──────── Data to use ────────
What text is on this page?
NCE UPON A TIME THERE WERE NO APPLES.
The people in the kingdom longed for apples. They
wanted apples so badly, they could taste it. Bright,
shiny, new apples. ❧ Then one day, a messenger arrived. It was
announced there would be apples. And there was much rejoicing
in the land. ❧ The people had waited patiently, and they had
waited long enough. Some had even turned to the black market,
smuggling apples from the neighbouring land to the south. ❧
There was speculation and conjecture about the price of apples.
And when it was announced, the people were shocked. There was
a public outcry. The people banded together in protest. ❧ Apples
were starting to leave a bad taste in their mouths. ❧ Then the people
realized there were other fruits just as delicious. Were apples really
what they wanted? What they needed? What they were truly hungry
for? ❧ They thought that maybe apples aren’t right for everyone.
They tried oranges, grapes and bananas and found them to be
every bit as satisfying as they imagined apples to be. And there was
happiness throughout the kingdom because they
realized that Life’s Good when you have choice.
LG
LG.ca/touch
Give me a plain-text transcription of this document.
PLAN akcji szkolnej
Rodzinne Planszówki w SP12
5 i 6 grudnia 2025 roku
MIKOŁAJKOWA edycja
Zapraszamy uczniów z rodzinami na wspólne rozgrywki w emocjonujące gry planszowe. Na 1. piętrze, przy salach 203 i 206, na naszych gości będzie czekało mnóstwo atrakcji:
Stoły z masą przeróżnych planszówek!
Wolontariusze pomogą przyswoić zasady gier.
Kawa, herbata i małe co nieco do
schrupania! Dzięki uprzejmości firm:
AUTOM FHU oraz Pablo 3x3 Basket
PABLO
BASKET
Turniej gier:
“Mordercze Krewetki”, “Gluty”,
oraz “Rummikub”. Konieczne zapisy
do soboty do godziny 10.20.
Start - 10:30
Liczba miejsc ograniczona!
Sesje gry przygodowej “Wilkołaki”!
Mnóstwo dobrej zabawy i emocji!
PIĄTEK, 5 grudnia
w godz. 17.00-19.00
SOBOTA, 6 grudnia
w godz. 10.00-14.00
────────
Reply with only the number of lines in the material above where the string "kingdom" appears.

2